Your task is to copy every line of the entries that contains "xlabel".

DATASET RECORDS –

________________

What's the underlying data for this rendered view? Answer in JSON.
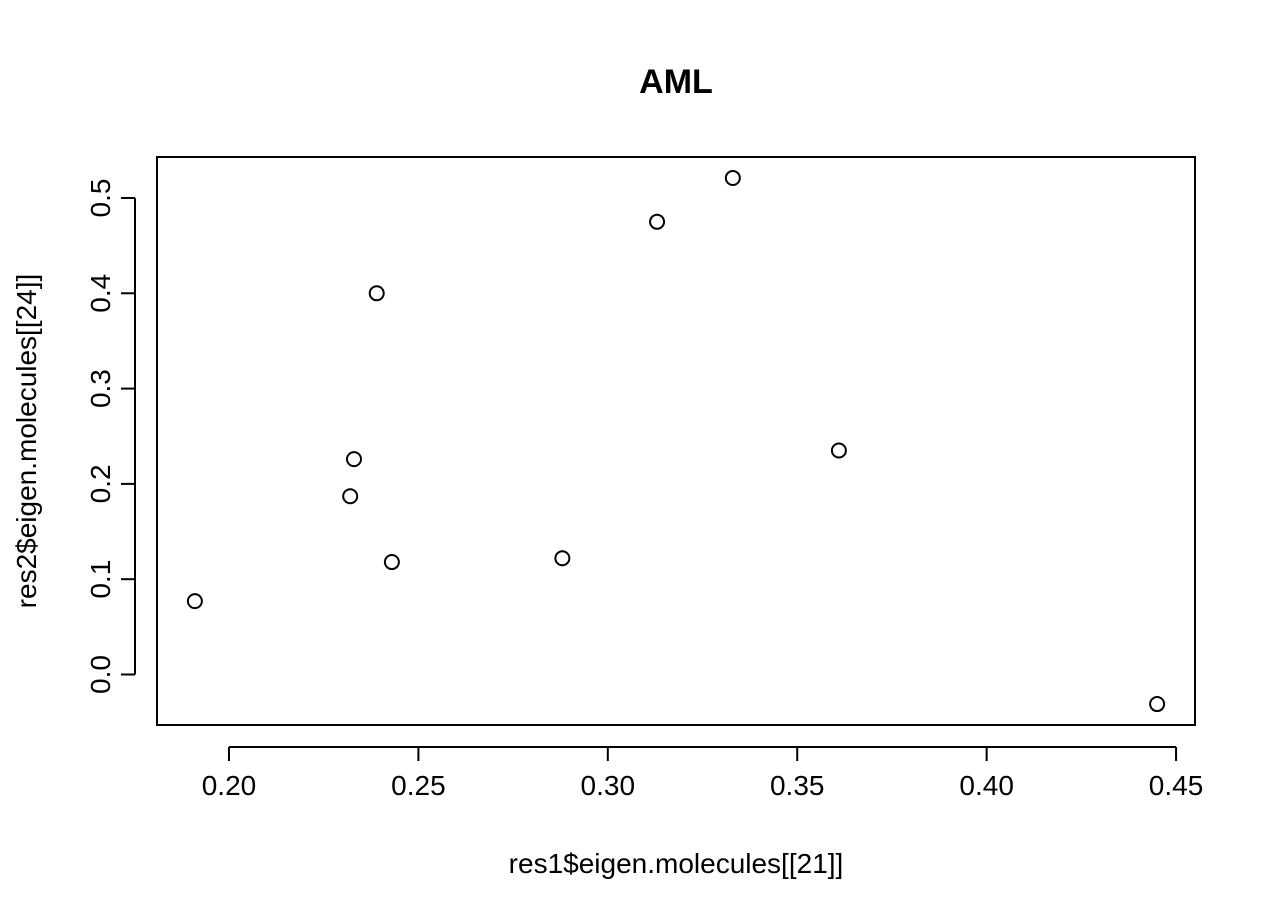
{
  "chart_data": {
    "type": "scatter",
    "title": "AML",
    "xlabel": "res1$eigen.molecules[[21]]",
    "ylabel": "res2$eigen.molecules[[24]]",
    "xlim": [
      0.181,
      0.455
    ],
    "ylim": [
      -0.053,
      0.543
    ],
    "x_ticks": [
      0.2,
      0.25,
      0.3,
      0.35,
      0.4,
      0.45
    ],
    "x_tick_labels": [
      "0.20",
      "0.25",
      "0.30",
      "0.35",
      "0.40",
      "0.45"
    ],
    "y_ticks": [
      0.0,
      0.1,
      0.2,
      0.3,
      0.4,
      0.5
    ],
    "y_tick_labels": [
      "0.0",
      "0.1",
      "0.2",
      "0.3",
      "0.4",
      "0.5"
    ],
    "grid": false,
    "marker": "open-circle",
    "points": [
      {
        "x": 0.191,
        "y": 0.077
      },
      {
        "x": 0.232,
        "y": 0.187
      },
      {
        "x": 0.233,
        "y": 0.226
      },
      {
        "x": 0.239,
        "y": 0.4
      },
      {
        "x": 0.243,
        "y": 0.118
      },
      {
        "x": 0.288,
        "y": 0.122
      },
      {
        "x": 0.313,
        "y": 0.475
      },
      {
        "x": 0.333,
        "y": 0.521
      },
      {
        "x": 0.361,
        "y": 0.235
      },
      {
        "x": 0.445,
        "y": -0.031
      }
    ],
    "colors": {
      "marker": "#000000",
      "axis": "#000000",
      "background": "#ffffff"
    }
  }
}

________________

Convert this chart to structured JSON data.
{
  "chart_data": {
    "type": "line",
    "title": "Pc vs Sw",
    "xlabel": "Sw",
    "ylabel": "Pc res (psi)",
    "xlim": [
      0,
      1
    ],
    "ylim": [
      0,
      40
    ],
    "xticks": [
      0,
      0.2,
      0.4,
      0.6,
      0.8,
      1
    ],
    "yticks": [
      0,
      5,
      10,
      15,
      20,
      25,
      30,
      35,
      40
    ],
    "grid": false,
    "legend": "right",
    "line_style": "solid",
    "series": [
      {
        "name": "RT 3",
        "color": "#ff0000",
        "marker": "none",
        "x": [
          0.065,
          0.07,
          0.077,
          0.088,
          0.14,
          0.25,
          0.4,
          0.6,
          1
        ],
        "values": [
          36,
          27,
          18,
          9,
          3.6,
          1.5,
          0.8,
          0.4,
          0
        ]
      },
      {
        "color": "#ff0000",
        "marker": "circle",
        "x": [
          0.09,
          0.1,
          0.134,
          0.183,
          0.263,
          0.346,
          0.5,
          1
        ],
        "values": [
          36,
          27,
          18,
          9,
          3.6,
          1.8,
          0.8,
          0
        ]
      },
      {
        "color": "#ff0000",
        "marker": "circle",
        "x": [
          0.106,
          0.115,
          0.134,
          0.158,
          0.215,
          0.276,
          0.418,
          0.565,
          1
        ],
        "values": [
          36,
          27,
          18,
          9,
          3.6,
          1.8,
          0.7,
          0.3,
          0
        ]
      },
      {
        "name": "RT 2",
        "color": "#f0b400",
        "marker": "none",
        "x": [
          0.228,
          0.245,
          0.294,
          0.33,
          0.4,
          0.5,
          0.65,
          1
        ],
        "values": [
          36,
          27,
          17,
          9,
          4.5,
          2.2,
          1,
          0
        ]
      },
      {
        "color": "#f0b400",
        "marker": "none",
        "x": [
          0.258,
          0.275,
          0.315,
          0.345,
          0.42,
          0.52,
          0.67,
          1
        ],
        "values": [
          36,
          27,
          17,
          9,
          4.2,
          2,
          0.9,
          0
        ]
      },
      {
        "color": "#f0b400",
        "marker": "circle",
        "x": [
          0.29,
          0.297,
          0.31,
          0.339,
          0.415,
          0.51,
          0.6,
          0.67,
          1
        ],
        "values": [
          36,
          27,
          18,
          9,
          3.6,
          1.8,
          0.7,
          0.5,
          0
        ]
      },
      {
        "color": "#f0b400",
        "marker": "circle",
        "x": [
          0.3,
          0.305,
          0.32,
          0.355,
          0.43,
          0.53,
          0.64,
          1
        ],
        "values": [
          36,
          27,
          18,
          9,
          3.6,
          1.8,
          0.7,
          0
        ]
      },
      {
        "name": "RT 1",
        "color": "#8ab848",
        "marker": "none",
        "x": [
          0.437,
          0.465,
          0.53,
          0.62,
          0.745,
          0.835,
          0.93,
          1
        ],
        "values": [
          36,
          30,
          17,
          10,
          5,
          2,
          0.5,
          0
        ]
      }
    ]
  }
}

________________

WRITTEN ANSWER –
    "xlabel": "res1$eigen.molecules[[21]]",
    "xlabel": "Sw",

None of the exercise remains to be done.